*Exercise requirements*: Please restate each entry word for word and leave the pictures out.
- - - -
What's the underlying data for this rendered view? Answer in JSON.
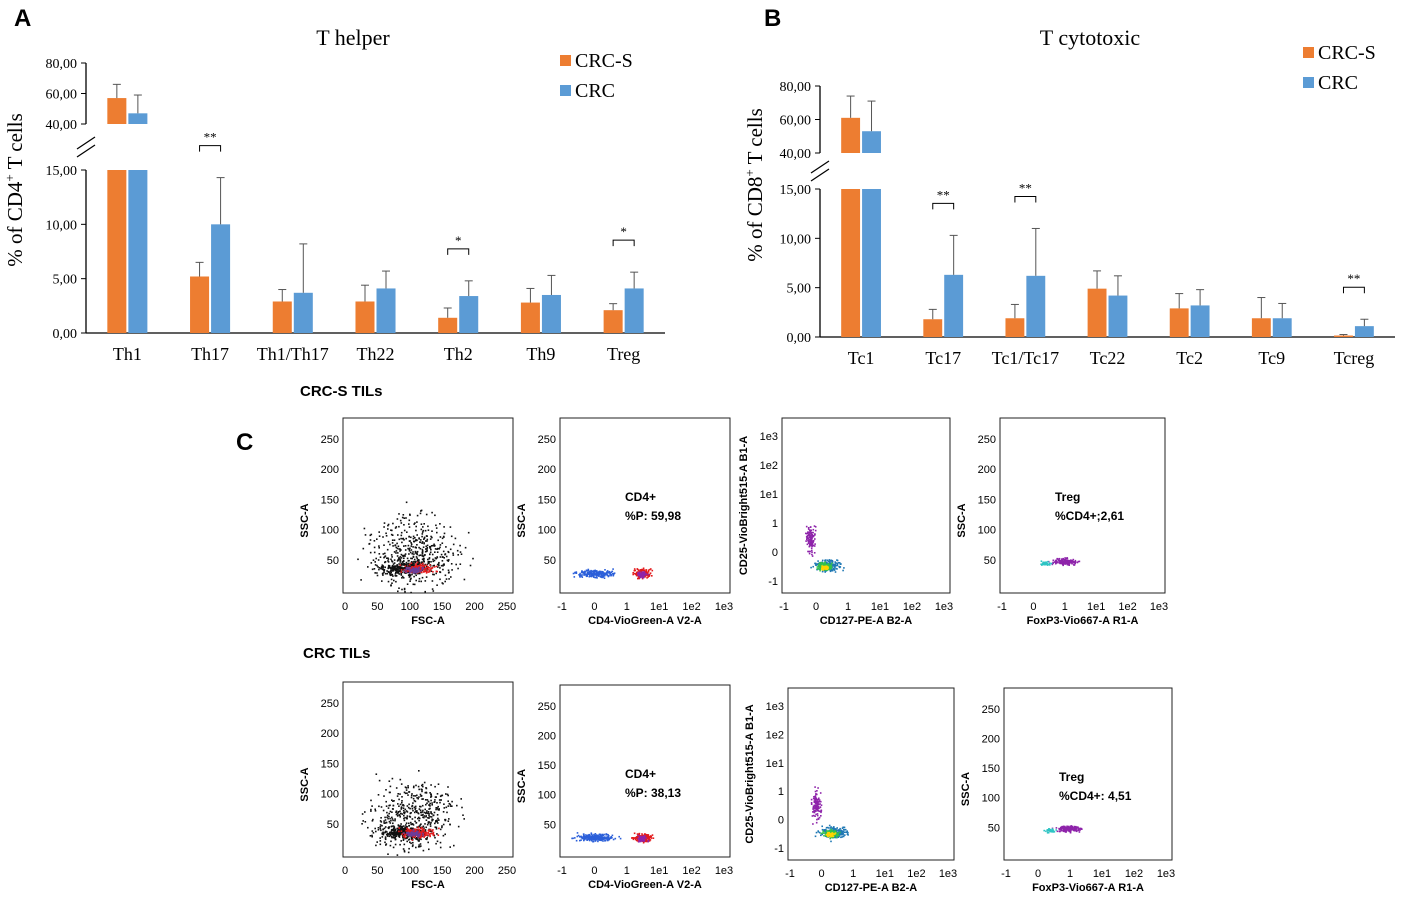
{
  "panel_labels": {
    "a": "A",
    "b": "B",
    "c": "C"
  },
  "colors": {
    "crc_s": "#ED7D31",
    "crc": "#5B9BD5",
    "axis": "#000000"
  },
  "chart_data": [
    {
      "id": "A",
      "type": "bar",
      "title": "T helper",
      "ylabel": "% of CD4⁺ T cells",
      "ylabel_main": "% of CD4",
      "ylabel_sup": "+",
      "ylabel_tail": " T cells",
      "categories": [
        "Th1",
        "Th17",
        "Th1/Th17",
        "Th22",
        "Th2",
        "Th9",
        "Treg"
      ],
      "series": [
        {
          "name": "CRC-S",
          "values": [
            57.0,
            5.2,
            2.9,
            2.9,
            1.4,
            2.8,
            2.1
          ],
          "errors": [
            9.0,
            1.3,
            1.1,
            1.5,
            0.9,
            1.3,
            0.6
          ]
        },
        {
          "name": "CRC",
          "values": [
            47.0,
            10.0,
            3.7,
            4.1,
            3.4,
            3.5,
            4.1
          ],
          "errors": [
            12.0,
            4.3,
            4.5,
            1.6,
            1.4,
            1.8,
            1.5
          ]
        }
      ],
      "axis_break": {
        "lower_range": [
          0,
          15
        ],
        "upper_range": [
          40,
          80
        ]
      },
      "lower_ticks": [
        "0,00",
        "5,00",
        "10,00",
        "15,00"
      ],
      "lower_tick_values": [
        0,
        5,
        10,
        15
      ],
      "upper_ticks": [
        "40,00",
        "60,00",
        "80,00"
      ],
      "upper_tick_values": [
        40,
        60,
        80
      ],
      "significance": [
        {
          "category": "Th17",
          "label": "**"
        },
        {
          "category": "Th2",
          "label": "*"
        },
        {
          "category": "Treg",
          "label": "*"
        }
      ],
      "legend_position": "top-right"
    },
    {
      "id": "B",
      "type": "bar",
      "title": "T cytotoxic",
      "ylabel": "% of CD8⁺ T cells",
      "ylabel_main": "% of CD8",
      "ylabel_sup": "+",
      "ylabel_tail": " T cells",
      "categories": [
        "Tc1",
        "Tc17",
        "Tc1/Tc17",
        "Tc22",
        "Tc2",
        "Tc9",
        "Tcreg"
      ],
      "series": [
        {
          "name": "CRC-S",
          "values": [
            61.0,
            1.8,
            1.9,
            4.9,
            2.9,
            1.9,
            0.15
          ],
          "errors": [
            13.0,
            1.0,
            1.4,
            1.8,
            1.5,
            2.1,
            0.1
          ]
        },
        {
          "name": "CRC",
          "values": [
            53.0,
            6.3,
            6.2,
            4.2,
            3.2,
            1.9,
            1.1
          ],
          "errors": [
            18.0,
            4.0,
            4.8,
            2.0,
            1.6,
            1.5,
            0.7
          ]
        }
      ],
      "axis_break": {
        "lower_range": [
          0,
          15
        ],
        "upper_range": [
          40,
          80
        ]
      },
      "lower_ticks": [
        "0,00",
        "5,00",
        "10,00",
        "15,00"
      ],
      "lower_tick_values": [
        0,
        5,
        10,
        15
      ],
      "upper_ticks": [
        "40,00",
        "60,00",
        "80,00"
      ],
      "upper_tick_values": [
        40,
        60,
        80
      ],
      "significance": [
        {
          "category": "Tc17",
          "label": "**"
        },
        {
          "category": "Tc1/Tc17",
          "label": "**"
        },
        {
          "category": "Tcreg",
          "label": "**"
        }
      ],
      "legend_position": "top-right"
    },
    {
      "id": "C",
      "type": "scatter",
      "description_rows": [
        {
          "label": "CRC-S TILs",
          "plots": [
            {
              "xlabel": "FSC-A",
              "ylabel": "SSC-A",
              "xticks": [
                "0",
                "50",
                "100",
                "150",
                "200",
                "250"
              ],
              "yticks": [
                "50",
                "100",
                "150",
                "200",
                "250"
              ]
            },
            {
              "xlabel": "CD4-VioGreen-A V2-A",
              "ylabel": "SSC-A",
              "xticks": [
                "-1",
                "0",
                "1",
                "1e1",
                "1e2",
                "1e3"
              ],
              "yticks": [
                "50",
                "100",
                "150",
                "200",
                "250"
              ],
              "gate_name": "CD4+",
              "gate_value": "%P: 59,98"
            },
            {
              "xlabel": "CD127-PE-A B2-A",
              "ylabel": "CD25-VioBright515-A B1-A",
              "xticks": [
                "-1",
                "0",
                "1",
                "1e1",
                "1e2",
                "1e3"
              ],
              "yticks": [
                "-1",
                "0",
                "1",
                "1e1",
                "1e2",
                "1e3"
              ]
            },
            {
              "xlabel": "FoxP3-Vio667-A R1-A",
              "ylabel": "SSC-A",
              "xticks": [
                "-1",
                "0",
                "1",
                "1e1",
                "1e2",
                "1e3"
              ],
              "yticks": [
                "50",
                "100",
                "150",
                "200",
                "250"
              ],
              "gate_name": "Treg",
              "gate_value": "%CD4+;2,61"
            }
          ]
        },
        {
          "label": "CRC TILs",
          "plots": [
            {
              "xlabel": "FSC-A",
              "ylabel": "SSC-A",
              "xticks": [
                "0",
                "50",
                "100",
                "150",
                "200",
                "250"
              ],
              "yticks": [
                "50",
                "100",
                "150",
                "200",
                "250"
              ]
            },
            {
              "xlabel": "CD4-VioGreen-A V2-A",
              "ylabel": "SSC-A",
              "xticks": [
                "-1",
                "0",
                "1",
                "1e1",
                "1e2",
                "1e3"
              ],
              "yticks": [
                "50",
                "100",
                "150",
                "200",
                "250"
              ],
              "gate_name": "CD4+",
              "gate_value": "%P: 38,13"
            },
            {
              "xlabel": "CD127-PE-A B2-A",
              "ylabel": "CD25-VioBright515-A B1-A",
              "xticks": [
                "-1",
                "0",
                "1",
                "1e1",
                "1e2",
                "1e3"
              ],
              "yticks": [
                "-1",
                "0",
                "1",
                "1e1",
                "1e2",
                "1e3"
              ]
            },
            {
              "xlabel": "FoxP3-Vio667-A R1-A",
              "ylabel": "SSC-A",
              "xticks": [
                "-1",
                "0",
                "1",
                "1e1",
                "1e2",
                "1e3"
              ],
              "yticks": [
                "50",
                "100",
                "150",
                "200",
                "250"
              ],
              "gate_name": "Treg",
              "gate_value": "%CD4+: 4,51"
            }
          ]
        }
      ]
    }
  ]
}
- - - -
*Task result*:
What's the underlying data for this rendered view? Answer in JSON.
{
  "panel_labels": {
    "a": "A",
    "b": "B",
    "c": "C"
  },
  "colors": {
    "crc_s": "#ED7D31",
    "crc": "#5B9BD5",
    "axis": "#000000"
  },
  "chart_data": [
    {
      "id": "A",
      "type": "bar",
      "title": "T helper",
      "ylabel": "% of CD4⁺ T cells",
      "ylabel_main": "% of CD4",
      "ylabel_sup": "+",
      "ylabel_tail": " T cells",
      "categories": [
        "Th1",
        "Th17",
        "Th1/Th17",
        "Th22",
        "Th2",
        "Th9",
        "Treg"
      ],
      "series": [
        {
          "name": "CRC-S",
          "values": [
            57.0,
            5.2,
            2.9,
            2.9,
            1.4,
            2.8,
            2.1
          ],
          "errors": [
            9.0,
            1.3,
            1.1,
            1.5,
            0.9,
            1.3,
            0.6
          ]
        },
        {
          "name": "CRC",
          "values": [
            47.0,
            10.0,
            3.7,
            4.1,
            3.4,
            3.5,
            4.1
          ],
          "errors": [
            12.0,
            4.3,
            4.5,
            1.6,
            1.4,
            1.8,
            1.5
          ]
        }
      ],
      "axis_break": {
        "lower_range": [
          0,
          15
        ],
        "upper_range": [
          40,
          80
        ]
      },
      "lower_ticks": [
        "0,00",
        "5,00",
        "10,00",
        "15,00"
      ],
      "lower_tick_values": [
        0,
        5,
        10,
        15
      ],
      "upper_ticks": [
        "40,00",
        "60,00",
        "80,00"
      ],
      "upper_tick_values": [
        40,
        60,
        80
      ],
      "significance": [
        {
          "category": "Th17",
          "label": "**"
        },
        {
          "category": "Th2",
          "label": "*"
        },
        {
          "category": "Treg",
          "label": "*"
        }
      ],
      "legend_position": "top-right"
    },
    {
      "id": "B",
      "type": "bar",
      "title": "T cytotoxic",
      "ylabel": "% of CD8⁺ T cells",
      "ylabel_main": "% of CD8",
      "ylabel_sup": "+",
      "ylabel_tail": " T cells",
      "categories": [
        "Tc1",
        "Tc17",
        "Tc1/Tc17",
        "Tc22",
        "Tc2",
        "Tc9",
        "Tcreg"
      ],
      "series": [
        {
          "name": "CRC-S",
          "values": [
            61.0,
            1.8,
            1.9,
            4.9,
            2.9,
            1.9,
            0.15
          ],
          "errors": [
            13.0,
            1.0,
            1.4,
            1.8,
            1.5,
            2.1,
            0.1
          ]
        },
        {
          "name": "CRC",
          "values": [
            53.0,
            6.3,
            6.2,
            4.2,
            3.2,
            1.9,
            1.1
          ],
          "errors": [
            18.0,
            4.0,
            4.8,
            2.0,
            1.6,
            1.5,
            0.7
          ]
        }
      ],
      "axis_break": {
        "lower_range": [
          0,
          15
        ],
        "upper_range": [
          40,
          80
        ]
      },
      "lower_ticks": [
        "0,00",
        "5,00",
        "10,00",
        "15,00"
      ],
      "lower_tick_values": [
        0,
        5,
        10,
        15
      ],
      "upper_ticks": [
        "40,00",
        "60,00",
        "80,00"
      ],
      "upper_tick_values": [
        40,
        60,
        80
      ],
      "significance": [
        {
          "category": "Tc17",
          "label": "**"
        },
        {
          "category": "Tc1/Tc17",
          "label": "**"
        },
        {
          "category": "Tcreg",
          "label": "**"
        }
      ],
      "legend_position": "top-right"
    },
    {
      "id": "C",
      "type": "scatter",
      "description_rows": [
        {
          "label": "CRC-S TILs",
          "plots": [
            {
              "xlabel": "FSC-A",
              "ylabel": "SSC-A",
              "xticks": [
                "0",
                "50",
                "100",
                "150",
                "200",
                "250"
              ],
              "yticks": [
                "50",
                "100",
                "150",
                "200",
                "250"
              ]
            },
            {
              "xlabel": "CD4-VioGreen-A V2-A",
              "ylabel": "SSC-A",
              "xticks": [
                "-1",
                "0",
                "1",
                "1e1",
                "1e2",
                "1e3"
              ],
              "yticks": [
                "50",
                "100",
                "150",
                "200",
                "250"
              ],
              "gate_name": "CD4+",
              "gate_value": "%P: 59,98"
            },
            {
              "xlabel": "CD127-PE-A B2-A",
              "ylabel": "CD25-VioBright515-A B1-A",
              "xticks": [
                "-1",
                "0",
                "1",
                "1e1",
                "1e2",
                "1e3"
              ],
              "yticks": [
                "-1",
                "0",
                "1",
                "1e1",
                "1e2",
                "1e3"
              ]
            },
            {
              "xlabel": "FoxP3-Vio667-A R1-A",
              "ylabel": "SSC-A",
              "xticks": [
                "-1",
                "0",
                "1",
                "1e1",
                "1e2",
                "1e3"
              ],
              "yticks": [
                "50",
                "100",
                "150",
                "200",
                "250"
              ],
              "gate_name": "Treg",
              "gate_value": "%CD4+;2,61"
            }
          ]
        },
        {
          "label": "CRC TILs",
          "plots": [
            {
              "xlabel": "FSC-A",
              "ylabel": "SSC-A",
              "xticks": [
                "0",
                "50",
                "100",
                "150",
                "200",
                "250"
              ],
              "yticks": [
                "50",
                "100",
                "150",
                "200",
                "250"
              ]
            },
            {
              "xlabel": "CD4-VioGreen-A V2-A",
              "ylabel": "SSC-A",
              "xticks": [
                "-1",
                "0",
                "1",
                "1e1",
                "1e2",
                "1e3"
              ],
              "yticks": [
                "50",
                "100",
                "150",
                "200",
                "250"
              ],
              "gate_name": "CD4+",
              "gate_value": "%P: 38,13"
            },
            {
              "xlabel": "CD127-PE-A B2-A",
              "ylabel": "CD25-VioBright515-A B1-A",
              "xticks": [
                "-1",
                "0",
                "1",
                "1e1",
                "1e2",
                "1e3"
              ],
              "yticks": [
                "-1",
                "0",
                "1",
                "1e1",
                "1e2",
                "1e3"
              ]
            },
            {
              "xlabel": "FoxP3-Vio667-A R1-A",
              "ylabel": "SSC-A",
              "xticks": [
                "-1",
                "0",
                "1",
                "1e1",
                "1e2",
                "1e3"
              ],
              "yticks": [
                "50",
                "100",
                "150",
                "200",
                "250"
              ],
              "gate_name": "Treg",
              "gate_value": "%CD4+: 4,51"
            }
          ]
        }
      ]
    }
  ]
}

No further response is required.